▶

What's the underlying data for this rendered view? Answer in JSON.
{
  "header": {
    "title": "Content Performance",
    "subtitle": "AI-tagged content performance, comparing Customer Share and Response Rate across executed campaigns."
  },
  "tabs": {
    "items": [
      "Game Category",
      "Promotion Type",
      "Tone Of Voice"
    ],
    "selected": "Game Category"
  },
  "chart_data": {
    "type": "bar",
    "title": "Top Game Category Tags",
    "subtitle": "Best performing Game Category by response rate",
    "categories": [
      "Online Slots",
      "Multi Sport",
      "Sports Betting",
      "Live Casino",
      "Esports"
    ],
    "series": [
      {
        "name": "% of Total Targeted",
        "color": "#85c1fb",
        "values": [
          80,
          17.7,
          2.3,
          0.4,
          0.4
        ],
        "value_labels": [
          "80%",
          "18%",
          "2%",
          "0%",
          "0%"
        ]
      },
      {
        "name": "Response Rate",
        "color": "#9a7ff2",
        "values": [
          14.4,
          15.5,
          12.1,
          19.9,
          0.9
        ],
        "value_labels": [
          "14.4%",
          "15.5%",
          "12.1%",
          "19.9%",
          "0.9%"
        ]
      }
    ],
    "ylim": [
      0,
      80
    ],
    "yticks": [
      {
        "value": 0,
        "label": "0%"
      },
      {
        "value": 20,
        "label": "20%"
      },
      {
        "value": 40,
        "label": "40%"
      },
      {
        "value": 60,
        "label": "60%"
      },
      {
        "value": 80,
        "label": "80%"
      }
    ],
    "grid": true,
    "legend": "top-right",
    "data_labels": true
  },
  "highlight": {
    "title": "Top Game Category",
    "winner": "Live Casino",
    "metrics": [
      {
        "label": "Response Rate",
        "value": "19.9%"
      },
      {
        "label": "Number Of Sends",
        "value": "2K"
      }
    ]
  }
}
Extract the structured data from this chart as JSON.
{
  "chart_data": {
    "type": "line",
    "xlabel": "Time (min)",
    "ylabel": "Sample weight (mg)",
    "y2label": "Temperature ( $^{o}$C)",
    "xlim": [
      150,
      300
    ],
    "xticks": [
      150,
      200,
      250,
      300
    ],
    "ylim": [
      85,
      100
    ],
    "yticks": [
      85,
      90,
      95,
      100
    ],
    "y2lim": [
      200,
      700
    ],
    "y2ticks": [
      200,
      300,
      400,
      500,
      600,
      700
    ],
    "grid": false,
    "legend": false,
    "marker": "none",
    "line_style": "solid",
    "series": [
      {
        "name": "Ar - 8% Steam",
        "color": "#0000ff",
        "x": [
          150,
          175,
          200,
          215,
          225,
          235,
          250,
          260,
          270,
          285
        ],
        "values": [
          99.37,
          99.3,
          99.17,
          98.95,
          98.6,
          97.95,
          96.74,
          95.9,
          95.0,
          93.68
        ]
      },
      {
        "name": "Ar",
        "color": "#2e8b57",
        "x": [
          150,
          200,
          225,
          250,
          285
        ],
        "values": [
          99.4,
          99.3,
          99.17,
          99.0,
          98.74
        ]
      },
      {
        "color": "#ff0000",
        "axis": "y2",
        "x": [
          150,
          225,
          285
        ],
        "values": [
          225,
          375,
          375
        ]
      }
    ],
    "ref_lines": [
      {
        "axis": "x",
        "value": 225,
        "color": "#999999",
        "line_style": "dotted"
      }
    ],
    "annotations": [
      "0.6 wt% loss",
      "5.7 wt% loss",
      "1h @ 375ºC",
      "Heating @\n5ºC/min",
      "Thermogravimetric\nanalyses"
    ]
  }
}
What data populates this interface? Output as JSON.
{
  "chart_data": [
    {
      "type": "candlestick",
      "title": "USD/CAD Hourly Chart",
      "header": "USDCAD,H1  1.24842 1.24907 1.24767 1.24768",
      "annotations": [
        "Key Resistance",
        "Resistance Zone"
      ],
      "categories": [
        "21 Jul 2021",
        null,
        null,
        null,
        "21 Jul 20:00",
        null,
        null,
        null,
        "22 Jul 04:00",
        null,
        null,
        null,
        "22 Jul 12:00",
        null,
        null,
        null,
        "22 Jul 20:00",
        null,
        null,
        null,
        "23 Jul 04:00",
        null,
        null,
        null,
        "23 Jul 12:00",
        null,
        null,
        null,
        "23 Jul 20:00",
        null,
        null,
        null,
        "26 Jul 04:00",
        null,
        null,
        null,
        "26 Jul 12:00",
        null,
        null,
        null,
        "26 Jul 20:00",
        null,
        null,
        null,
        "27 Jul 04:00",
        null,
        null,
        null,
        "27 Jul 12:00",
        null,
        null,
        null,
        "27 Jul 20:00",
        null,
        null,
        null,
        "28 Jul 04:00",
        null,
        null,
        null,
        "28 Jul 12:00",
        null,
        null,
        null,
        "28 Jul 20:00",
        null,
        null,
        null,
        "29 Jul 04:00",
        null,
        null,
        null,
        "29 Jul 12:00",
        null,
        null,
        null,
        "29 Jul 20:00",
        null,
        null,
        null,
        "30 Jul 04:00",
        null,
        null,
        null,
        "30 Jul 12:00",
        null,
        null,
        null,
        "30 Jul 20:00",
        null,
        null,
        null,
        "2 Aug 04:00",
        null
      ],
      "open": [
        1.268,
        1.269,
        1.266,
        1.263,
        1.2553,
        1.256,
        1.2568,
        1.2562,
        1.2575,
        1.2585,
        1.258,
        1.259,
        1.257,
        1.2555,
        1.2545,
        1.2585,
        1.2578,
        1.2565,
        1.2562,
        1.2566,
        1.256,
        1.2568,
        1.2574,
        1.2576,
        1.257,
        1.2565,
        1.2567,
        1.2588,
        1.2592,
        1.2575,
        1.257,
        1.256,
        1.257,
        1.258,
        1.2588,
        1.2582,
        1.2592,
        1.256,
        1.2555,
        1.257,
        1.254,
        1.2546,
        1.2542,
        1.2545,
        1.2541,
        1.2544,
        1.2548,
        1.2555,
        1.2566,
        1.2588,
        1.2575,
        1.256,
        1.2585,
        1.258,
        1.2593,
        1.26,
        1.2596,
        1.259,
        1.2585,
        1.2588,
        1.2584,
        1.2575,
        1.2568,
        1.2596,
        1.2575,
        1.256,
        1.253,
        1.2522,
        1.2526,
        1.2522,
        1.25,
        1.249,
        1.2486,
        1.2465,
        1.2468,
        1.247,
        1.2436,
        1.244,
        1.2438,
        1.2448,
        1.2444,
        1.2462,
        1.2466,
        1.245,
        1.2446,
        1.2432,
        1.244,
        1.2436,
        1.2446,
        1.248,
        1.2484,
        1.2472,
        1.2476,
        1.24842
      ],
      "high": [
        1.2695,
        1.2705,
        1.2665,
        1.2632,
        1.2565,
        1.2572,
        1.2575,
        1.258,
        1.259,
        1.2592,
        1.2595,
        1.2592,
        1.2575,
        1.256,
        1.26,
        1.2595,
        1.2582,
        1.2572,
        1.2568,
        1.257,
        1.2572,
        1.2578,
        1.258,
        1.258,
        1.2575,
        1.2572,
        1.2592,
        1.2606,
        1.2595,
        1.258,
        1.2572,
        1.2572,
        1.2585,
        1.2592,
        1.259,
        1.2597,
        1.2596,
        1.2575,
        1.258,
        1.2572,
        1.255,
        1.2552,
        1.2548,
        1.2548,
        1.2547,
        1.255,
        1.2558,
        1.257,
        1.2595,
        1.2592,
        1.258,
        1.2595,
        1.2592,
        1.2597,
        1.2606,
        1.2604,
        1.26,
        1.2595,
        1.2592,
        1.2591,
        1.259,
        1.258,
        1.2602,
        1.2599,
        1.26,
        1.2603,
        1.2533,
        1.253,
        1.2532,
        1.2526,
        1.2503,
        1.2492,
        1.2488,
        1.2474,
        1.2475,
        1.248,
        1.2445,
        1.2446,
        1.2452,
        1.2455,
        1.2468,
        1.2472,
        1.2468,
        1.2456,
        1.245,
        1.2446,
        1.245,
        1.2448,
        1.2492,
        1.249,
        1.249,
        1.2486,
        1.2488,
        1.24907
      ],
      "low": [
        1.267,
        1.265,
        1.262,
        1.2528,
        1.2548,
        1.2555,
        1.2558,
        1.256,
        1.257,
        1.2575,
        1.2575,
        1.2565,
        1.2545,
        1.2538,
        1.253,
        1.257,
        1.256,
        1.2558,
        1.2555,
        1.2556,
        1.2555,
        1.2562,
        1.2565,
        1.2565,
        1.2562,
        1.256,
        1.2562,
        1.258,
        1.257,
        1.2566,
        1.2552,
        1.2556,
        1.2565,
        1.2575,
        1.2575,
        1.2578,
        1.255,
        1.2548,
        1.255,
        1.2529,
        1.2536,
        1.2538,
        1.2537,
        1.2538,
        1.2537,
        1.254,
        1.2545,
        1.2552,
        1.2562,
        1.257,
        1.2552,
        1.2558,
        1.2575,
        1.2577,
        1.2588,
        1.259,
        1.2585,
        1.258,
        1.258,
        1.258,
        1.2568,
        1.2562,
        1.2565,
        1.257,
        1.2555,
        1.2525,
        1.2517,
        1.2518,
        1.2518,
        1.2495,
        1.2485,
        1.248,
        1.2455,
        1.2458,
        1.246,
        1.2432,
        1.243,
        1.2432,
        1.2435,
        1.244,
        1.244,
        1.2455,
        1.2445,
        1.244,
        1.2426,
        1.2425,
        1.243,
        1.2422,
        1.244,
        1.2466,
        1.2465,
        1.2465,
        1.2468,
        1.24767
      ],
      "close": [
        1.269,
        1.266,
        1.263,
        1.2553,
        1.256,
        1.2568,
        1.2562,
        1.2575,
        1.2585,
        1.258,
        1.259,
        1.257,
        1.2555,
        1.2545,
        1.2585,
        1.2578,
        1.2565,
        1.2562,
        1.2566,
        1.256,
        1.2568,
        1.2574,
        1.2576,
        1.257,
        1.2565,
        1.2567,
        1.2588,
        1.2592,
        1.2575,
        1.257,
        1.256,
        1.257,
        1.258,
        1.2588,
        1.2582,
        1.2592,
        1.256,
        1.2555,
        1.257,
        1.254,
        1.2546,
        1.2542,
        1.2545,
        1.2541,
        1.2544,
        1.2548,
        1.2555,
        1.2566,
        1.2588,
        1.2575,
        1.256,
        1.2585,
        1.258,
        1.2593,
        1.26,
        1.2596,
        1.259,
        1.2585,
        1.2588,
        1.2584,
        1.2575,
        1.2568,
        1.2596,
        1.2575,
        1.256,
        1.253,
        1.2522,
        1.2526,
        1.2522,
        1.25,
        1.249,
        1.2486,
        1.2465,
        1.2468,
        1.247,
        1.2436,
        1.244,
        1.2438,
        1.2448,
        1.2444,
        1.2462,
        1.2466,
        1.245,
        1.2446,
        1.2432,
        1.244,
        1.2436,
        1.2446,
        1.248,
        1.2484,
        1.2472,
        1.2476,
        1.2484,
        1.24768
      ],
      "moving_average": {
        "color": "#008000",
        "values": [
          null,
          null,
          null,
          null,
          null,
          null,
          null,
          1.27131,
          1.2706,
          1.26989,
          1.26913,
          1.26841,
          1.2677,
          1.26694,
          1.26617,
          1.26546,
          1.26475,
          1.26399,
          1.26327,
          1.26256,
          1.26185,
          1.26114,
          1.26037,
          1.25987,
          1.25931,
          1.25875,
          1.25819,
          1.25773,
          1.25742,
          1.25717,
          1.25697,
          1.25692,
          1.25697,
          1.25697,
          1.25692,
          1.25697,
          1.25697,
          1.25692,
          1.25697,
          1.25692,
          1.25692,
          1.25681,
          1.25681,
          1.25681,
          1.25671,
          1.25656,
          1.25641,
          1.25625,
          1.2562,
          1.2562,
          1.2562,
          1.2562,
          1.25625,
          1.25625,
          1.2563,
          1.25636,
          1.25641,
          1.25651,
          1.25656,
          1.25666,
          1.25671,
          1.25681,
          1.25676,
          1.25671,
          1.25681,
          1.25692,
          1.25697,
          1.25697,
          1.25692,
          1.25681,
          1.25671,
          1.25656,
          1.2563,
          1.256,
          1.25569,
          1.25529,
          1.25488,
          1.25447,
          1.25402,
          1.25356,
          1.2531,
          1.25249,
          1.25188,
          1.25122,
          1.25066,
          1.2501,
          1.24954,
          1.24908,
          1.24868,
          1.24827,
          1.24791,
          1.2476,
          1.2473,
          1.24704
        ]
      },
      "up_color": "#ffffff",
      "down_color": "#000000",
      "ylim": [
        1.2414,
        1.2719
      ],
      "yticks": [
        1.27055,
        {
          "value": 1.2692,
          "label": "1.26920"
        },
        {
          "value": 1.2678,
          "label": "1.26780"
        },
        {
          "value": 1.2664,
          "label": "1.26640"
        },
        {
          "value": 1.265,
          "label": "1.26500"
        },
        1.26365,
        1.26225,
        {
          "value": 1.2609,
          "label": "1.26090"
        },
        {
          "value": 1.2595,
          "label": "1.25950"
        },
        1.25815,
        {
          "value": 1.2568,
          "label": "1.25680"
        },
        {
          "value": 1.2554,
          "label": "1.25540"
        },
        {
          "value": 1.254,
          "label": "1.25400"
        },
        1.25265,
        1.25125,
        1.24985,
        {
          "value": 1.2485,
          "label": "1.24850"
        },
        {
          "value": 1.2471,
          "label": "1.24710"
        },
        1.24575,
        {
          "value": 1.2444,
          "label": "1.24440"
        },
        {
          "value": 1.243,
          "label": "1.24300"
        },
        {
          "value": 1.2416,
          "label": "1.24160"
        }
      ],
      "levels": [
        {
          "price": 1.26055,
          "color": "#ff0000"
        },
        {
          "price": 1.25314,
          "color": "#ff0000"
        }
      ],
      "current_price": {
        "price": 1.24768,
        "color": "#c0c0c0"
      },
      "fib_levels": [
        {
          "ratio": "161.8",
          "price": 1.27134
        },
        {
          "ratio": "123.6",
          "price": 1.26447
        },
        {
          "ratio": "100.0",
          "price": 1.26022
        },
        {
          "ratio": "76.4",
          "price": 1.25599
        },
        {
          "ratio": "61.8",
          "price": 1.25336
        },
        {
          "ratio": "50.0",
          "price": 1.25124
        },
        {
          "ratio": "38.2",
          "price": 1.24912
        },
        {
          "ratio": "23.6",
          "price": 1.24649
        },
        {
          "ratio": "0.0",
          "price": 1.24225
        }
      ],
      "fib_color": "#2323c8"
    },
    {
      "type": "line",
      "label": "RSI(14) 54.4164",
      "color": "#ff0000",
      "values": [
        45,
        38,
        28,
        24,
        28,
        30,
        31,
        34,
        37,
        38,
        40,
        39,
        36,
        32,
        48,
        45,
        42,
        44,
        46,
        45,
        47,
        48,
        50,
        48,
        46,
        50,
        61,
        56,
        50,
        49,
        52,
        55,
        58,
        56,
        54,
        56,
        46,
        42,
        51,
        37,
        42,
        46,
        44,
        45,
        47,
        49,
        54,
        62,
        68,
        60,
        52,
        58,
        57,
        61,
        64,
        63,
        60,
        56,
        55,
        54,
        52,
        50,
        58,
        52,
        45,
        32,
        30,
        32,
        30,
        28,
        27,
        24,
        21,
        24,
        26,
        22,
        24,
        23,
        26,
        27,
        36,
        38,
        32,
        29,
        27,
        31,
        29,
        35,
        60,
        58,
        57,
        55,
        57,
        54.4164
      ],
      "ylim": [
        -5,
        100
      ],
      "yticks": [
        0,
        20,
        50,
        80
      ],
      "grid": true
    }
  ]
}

◀

Direction.
Determine the number of lines in the data that contain "true" as a word or string, and state only that number.

Response for this exercise.
3